== Instructions to follow ==
Copy all lines holding the word "like" from the entries.

== Raw data ==

·····

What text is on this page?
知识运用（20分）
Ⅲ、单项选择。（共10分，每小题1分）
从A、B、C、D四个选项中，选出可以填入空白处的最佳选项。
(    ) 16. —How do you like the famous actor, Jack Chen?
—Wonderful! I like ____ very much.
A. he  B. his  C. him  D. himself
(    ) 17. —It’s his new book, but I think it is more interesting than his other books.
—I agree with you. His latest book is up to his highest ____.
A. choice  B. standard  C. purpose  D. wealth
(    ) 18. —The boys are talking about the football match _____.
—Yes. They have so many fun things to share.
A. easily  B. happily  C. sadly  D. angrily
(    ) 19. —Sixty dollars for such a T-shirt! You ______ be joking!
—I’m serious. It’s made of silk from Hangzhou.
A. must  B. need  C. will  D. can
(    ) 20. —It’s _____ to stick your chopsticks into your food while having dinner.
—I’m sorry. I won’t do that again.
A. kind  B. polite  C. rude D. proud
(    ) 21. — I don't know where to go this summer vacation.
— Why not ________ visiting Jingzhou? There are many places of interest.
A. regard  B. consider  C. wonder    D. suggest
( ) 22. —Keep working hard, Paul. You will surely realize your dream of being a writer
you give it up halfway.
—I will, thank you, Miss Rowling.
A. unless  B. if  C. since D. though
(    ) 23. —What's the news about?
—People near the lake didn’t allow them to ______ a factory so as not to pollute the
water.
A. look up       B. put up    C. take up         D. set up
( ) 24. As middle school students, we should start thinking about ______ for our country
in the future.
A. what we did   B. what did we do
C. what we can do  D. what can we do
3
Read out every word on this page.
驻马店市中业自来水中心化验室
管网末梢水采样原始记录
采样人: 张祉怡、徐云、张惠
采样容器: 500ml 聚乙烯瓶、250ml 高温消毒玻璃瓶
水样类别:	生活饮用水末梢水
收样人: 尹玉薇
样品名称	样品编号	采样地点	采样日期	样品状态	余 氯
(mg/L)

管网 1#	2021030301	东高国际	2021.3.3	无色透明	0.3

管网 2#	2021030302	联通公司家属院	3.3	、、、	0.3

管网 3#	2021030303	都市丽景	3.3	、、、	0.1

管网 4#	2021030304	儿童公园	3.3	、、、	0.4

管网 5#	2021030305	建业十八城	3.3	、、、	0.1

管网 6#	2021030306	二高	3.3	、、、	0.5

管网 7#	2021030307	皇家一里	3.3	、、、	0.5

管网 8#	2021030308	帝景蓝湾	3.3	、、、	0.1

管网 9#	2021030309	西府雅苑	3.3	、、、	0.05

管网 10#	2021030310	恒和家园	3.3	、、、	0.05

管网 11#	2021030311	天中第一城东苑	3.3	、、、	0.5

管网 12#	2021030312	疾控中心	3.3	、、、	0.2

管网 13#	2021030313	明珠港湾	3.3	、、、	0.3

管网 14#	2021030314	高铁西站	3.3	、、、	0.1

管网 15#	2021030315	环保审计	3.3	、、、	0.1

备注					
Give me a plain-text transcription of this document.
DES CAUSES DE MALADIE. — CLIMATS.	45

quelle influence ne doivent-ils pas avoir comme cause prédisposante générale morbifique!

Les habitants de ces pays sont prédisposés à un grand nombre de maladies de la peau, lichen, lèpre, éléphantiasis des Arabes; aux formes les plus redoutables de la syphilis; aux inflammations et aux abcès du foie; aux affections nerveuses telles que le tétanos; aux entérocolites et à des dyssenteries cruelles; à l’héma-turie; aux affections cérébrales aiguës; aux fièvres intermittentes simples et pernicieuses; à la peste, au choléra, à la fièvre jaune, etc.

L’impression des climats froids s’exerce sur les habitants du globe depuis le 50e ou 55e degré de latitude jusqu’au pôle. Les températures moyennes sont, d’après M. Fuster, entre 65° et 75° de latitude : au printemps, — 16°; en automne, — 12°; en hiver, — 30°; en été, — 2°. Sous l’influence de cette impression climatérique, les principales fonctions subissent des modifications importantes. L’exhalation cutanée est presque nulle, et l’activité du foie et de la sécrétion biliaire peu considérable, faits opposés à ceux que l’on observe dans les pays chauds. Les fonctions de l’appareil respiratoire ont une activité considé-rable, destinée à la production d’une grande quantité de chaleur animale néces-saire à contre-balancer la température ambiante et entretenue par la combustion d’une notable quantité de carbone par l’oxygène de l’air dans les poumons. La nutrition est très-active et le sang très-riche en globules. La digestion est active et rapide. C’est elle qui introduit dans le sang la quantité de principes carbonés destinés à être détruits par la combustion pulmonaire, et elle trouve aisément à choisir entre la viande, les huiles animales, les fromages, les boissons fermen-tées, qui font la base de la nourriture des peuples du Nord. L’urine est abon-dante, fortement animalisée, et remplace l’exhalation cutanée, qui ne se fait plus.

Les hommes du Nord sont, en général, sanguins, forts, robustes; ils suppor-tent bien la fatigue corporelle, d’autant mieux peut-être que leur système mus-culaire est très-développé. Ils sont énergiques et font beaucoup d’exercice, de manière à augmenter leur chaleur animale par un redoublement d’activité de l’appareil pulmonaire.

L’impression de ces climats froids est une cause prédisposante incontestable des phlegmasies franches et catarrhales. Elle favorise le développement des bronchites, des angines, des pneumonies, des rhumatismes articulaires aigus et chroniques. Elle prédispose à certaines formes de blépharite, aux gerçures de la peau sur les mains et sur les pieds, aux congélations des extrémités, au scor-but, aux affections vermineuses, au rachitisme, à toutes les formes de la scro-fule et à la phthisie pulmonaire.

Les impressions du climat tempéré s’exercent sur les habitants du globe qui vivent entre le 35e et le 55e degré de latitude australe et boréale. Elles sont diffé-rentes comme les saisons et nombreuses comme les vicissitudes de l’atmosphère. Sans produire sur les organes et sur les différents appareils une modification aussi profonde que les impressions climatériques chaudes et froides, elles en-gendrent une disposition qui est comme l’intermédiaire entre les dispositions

·····

== The result ==
(    ) 16. —How do you like the famous actor, Jack Chen?
—Wonderful! I like ____ very much.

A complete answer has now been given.